Description of the task: Identify and copy all lines of the material where the string "综合网站" is found.

— begin Information shown —

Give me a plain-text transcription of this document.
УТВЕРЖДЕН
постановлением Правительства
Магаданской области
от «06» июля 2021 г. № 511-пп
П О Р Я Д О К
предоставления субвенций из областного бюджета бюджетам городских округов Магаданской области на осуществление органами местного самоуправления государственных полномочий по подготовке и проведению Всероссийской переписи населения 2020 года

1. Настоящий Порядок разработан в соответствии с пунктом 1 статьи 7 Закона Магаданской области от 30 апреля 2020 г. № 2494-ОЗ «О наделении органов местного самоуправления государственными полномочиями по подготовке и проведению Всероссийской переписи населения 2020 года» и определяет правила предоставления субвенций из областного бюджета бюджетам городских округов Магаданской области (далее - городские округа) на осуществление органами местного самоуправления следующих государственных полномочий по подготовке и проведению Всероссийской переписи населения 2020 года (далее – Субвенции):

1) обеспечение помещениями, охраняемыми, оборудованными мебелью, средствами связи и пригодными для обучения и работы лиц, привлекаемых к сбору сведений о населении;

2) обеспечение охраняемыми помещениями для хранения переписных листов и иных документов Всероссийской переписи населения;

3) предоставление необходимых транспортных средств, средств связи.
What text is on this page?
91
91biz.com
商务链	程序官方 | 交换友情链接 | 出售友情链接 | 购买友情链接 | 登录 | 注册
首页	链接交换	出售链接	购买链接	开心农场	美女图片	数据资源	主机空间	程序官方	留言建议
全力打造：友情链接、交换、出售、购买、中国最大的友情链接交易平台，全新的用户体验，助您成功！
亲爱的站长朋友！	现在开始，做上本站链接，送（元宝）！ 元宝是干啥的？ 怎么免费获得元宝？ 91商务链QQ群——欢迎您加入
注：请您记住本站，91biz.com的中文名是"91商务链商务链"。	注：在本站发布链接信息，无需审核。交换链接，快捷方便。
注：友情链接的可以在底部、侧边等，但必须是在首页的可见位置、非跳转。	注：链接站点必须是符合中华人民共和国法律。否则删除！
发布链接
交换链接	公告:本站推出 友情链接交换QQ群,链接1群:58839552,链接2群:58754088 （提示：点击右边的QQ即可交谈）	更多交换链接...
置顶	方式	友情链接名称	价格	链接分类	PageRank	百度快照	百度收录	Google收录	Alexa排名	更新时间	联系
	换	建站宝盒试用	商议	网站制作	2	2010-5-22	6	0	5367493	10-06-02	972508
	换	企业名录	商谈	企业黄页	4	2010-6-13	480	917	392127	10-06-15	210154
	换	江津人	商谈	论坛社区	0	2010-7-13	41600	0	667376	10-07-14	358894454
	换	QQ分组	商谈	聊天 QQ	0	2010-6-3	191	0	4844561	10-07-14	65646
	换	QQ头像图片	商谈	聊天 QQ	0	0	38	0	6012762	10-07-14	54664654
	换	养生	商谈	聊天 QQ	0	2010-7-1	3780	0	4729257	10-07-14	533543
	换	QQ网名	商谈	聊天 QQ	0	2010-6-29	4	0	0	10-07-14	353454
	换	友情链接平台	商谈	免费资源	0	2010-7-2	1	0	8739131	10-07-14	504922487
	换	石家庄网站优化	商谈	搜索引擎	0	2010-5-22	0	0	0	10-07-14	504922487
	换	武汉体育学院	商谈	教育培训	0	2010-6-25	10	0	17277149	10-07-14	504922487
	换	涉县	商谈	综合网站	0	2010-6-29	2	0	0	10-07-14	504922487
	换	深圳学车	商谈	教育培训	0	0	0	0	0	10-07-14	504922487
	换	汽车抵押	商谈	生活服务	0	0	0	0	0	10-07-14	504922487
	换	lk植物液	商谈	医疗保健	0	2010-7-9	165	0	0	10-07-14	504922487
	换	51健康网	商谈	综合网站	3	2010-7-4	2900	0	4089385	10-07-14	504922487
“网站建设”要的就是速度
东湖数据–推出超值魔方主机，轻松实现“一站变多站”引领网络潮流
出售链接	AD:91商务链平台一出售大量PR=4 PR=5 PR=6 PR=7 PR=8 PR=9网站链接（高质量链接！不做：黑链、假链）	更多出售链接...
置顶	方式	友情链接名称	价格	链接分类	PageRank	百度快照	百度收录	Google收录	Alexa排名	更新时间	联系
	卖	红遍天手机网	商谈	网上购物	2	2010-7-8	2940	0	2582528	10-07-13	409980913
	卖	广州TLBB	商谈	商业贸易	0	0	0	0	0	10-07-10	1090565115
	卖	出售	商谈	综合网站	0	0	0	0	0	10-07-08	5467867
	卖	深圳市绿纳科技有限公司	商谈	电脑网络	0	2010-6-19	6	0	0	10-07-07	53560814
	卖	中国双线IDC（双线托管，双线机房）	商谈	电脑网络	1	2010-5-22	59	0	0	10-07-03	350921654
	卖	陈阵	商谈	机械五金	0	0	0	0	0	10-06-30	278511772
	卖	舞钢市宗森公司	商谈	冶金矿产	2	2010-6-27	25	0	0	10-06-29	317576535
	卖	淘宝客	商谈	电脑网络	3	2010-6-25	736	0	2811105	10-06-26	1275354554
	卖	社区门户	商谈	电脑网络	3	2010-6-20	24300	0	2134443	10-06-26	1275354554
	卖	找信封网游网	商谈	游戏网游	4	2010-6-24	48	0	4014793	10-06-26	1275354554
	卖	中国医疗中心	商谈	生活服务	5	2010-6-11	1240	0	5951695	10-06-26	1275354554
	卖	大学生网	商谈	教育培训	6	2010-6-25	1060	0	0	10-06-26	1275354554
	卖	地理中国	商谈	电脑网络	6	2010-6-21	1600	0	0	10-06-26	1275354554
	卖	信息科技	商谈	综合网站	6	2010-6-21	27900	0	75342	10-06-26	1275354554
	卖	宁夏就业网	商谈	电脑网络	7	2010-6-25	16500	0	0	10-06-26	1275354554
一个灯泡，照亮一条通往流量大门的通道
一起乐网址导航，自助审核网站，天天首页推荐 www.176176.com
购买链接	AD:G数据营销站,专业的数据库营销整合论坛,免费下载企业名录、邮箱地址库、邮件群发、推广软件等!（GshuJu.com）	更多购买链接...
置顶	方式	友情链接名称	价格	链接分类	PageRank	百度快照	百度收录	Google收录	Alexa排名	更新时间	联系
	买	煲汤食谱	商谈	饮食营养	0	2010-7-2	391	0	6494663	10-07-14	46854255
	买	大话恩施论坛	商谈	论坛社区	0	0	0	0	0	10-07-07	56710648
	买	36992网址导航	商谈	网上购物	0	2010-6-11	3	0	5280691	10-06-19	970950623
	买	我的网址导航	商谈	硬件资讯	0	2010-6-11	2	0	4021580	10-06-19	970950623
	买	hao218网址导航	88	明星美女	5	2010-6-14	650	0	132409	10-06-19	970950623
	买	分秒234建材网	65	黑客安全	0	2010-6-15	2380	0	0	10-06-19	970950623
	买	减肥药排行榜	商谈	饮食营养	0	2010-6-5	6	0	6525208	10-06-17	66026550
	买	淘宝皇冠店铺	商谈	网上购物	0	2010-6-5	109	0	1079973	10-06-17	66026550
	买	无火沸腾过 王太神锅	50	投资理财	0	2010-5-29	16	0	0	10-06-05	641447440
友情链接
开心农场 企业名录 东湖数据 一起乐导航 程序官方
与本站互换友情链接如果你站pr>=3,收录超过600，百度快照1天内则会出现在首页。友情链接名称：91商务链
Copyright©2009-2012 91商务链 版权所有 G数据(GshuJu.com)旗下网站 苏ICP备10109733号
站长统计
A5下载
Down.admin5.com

— end Information shown —

Result below:
	换	涉县	商谈	综合网站	0	2010-6-29	2	0	0	10-07-14	504922487
	换	51健康网	商谈	综合网站	3	2010-7-4	2900	0	4089385	10-07-14	504922487
	卖	出售	商谈	综合网站	0	0	0	0	0	10-07-08	5467867
	卖	信息科技	商谈	综合网站	6	2010-6-21	27900	0	75342	10-06-26	1275354554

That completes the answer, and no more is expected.